#### Request
Quote all entries exactly, leaving pictures aside.

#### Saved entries
::::::

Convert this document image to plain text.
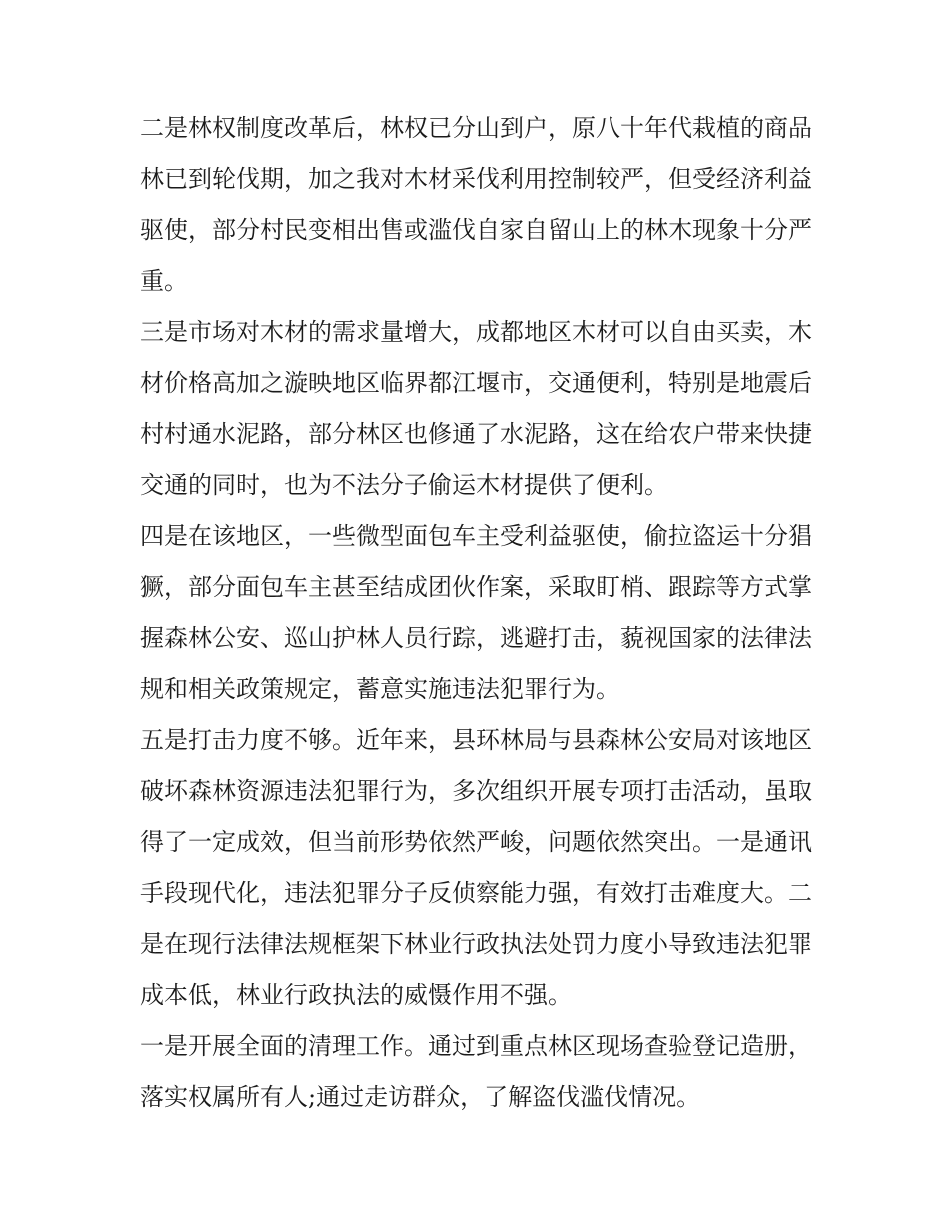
二是林权制度改革后，林权已分山到户，原八十年代栽植的商品林已到轮伐期，加之我对木材采伐利用控制较严，但受经济利益驱使，部分村民变相出售或滥伐自家自留山上的林木现象十分严重。

三是市场对木材的需求量增大，成都地区木材可以自由买卖，木材价格高加之漩映地区临界都江堰市，交通便利，特别是地震后村村通水泥路，部分林区也修通了水泥路，这在给农户带来快捷交通的同时，也为不法分子偷运木材提供了便利。

四是在该地区，一些微型面包车主受利益驱使，偷拉盗运十分猖獗，部分面包车主甚至结成团伙作案，采取盯梢、跟踪等方式掌握森林公安、巡山护林人员行踪，逃避打击，藐视国家的法律法规和相关政策规定，蓄意实施违法犯罪行为。

五是打击力度不够。近年来，县环林局与县森林公安局对该地区破坏森林资源违法犯罪行为，多次组织开展专项打击活动，虽取得了一定成效，但当前形势依然严峻，问题依然突出。一是通讯手段现代化，违法犯罪分子反侦察能力强，有效打击难度大。二是在现行法律法规框架下林业行政执法处罚力度小导致违法犯罪成本低，林业行政执法的威慑作用不强。

一是开展全面的清理工作。通过到重点林区现场查验登记造册，落实权属所有人;通过走访群众，了解盗伐滥伐情况。
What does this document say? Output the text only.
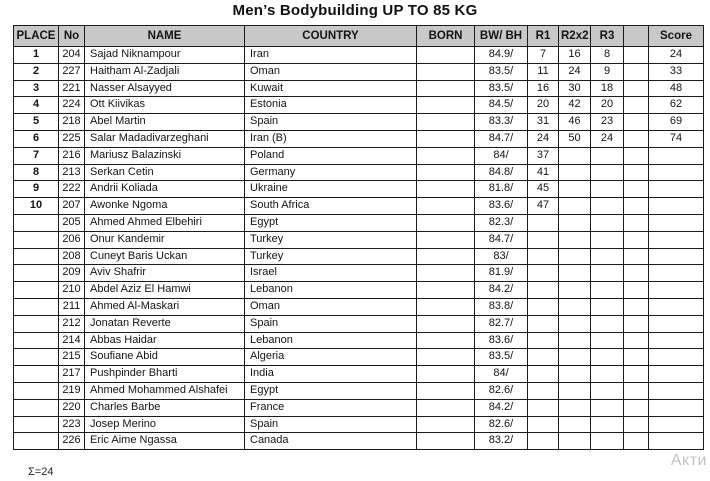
Men’s Bodybuilding UP TO 85 KG
PLACE	No	NAME	COUNTRY	BORN	BW/ BH	R1	R2x2	R3		Score
1	204	Sajad Niknampour	Iran		84.9/	7	16	8		24
2	227	Haitham Al-Zadjali	Oman		83.5/	11	24	9		33
3	221	Nasser Alsayyed	Kuwait		83.5/	16	30	18		48
4	224	Ott Kiivikas	Estonia		84.5/	20	42	20		62
5	218	Abel Martin	Spain		83.3/	31	46	23		69
6	225	Salar Madadivarzeghani	Iran (B)		84.7/	24	50	24		74
7	216	Mariusz Balazinski	Poland		84/	37				
8	213	Serkan Cetin	Germany		84.8/	41				
9	222	Andrii Koliada	Ukraine		81.8/	45				
10	207	Awonke Ngoma	South Africa		83.6/	47				
	205	Ahmed Ahmed Elbehiri	Egypt		82.3/					
	206	Onur Kandemir	Turkey		84.7/					
	208	Cuneyt Baris Uckan	Turkey		83/					
	209	Aviv Shafrir	Israel		81.9/					
	210	Abdel Aziz El Hamwi	Lebanon		84.2/					
	211	Ahmed Al-Maskari	Oman		83.8/					
	212	Jonatan Reverte	Spain		82.7/					
	214	Abbas Haidar	Lebanon		83.6/					
	215	Soufiane Abid	Algeria		83.5/					
	217	Pushpinder Bharti	India		84/					
	219	Ahmed Mohammed Alshafei	Egypt		82.6/					
	220	Charles Barbe	France		84.2/					
	223	Josep Merino	Spain		82.6/					
	226	Eric Aime Ngassa	Canada		83.2/					
Σ=24
Акти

::::::

#### The result
Convert this document image to plain text.
二是林权制度改革后，林权已分山到户，原八十年代栽植的商品林已到轮伐期，加之我对木材采伐利用控制较严，但受经济利益驱使，部分村民变相出售或滥伐自家自留山上的林木现象十分严重。

三是市场对木材的需求量增大，成都地区木材可以自由买卖，木材价格高加之漩映地区临界都江堰市，交通便利，特别是地震后村村通水泥路，部分林区也修通了水泥路，这在给农户带来快捷交通的同时，也为不法分子偷运木材提供了便利。

四是在该地区，一些微型面包车主受利益驱使，偷拉盗运十分猖獗，部分面包车主甚至结成团伙作案，采取盯梢、跟踪等方式掌握森林公安、巡山护林人员行踪，逃避打击，藐视国家的法律法规和相关政策规定，蓄意实施违法犯罪行为。

五是打击力度不够。近年来，县环林局与县森林公安局对该地区破坏森林资源违法犯罪行为，多次组织开展专项打击活动，虽取得了一定成效，但当前形势依然严峻，问题依然突出。一是通讯手段现代化，违法犯罪分子反侦察能力强，有效打击难度大。二是在现行法律法规框架下林业行政执法处罚力度小导致违法犯罪成本低，林业行政执法的威慑作用不强。

一是开展全面的清理工作。通过到重点林区现场查验登记造册，落实权属所有人;通过走访群众，了解盗伐滥伐情况。
What does this document say? Output the text only.
Men’s Bodybuilding UP TO 85 KG
PLACE	No	NAME	COUNTRY	BORN	BW/ BH	R1	R2x2	R3		Score
1	204	Sajad Niknampour	Iran		84.9/	7	16	8		24
2	227	Haitham Al-Zadjali	Oman		83.5/	11	24	9		33
3	221	Nasser Alsayyed	Kuwait		83.5/	16	30	18		48
4	224	Ott Kiivikas	Estonia		84.5/	20	42	20		62
5	218	Abel Martin	Spain		83.3/	31	46	23		69
6	225	Salar Madadivarzeghani	Iran (B)		84.7/	24	50	24		74
7	216	Mariusz Balazinski	Poland		84/	37				
8	213	Serkan Cetin	Germany		84.8/	41				
9	222	Andrii Koliada	Ukraine		81.8/	45				
10	207	Awonke Ngoma	South Africa		83.6/	47				
	205	Ahmed Ahmed Elbehiri	Egypt		82.3/					
	206	Onur Kandemir	Turkey		84.7/					
	208	Cuneyt Baris Uckan	Turkey		83/					
	209	Aviv Shafrir	Israel		81.9/					
	210	Abdel Aziz El Hamwi	Lebanon		84.2/					
	211	Ahmed Al-Maskari	Oman		83.8/					
	212	Jonatan Reverte	Spain		82.7/					
	214	Abbas Haidar	Lebanon		83.6/					
	215	Soufiane Abid	Algeria		83.5/					
	217	Pushpinder Bharti	India		84/					
	219	Ahmed Mohammed Alshafei	Egypt		82.6/					
	220	Charles Barbe	France		84.2/					
	223	Josep Merino	Spain		82.6/					
	226	Eric Aime Ngassa	Canada		83.2/					
Σ=24
Акти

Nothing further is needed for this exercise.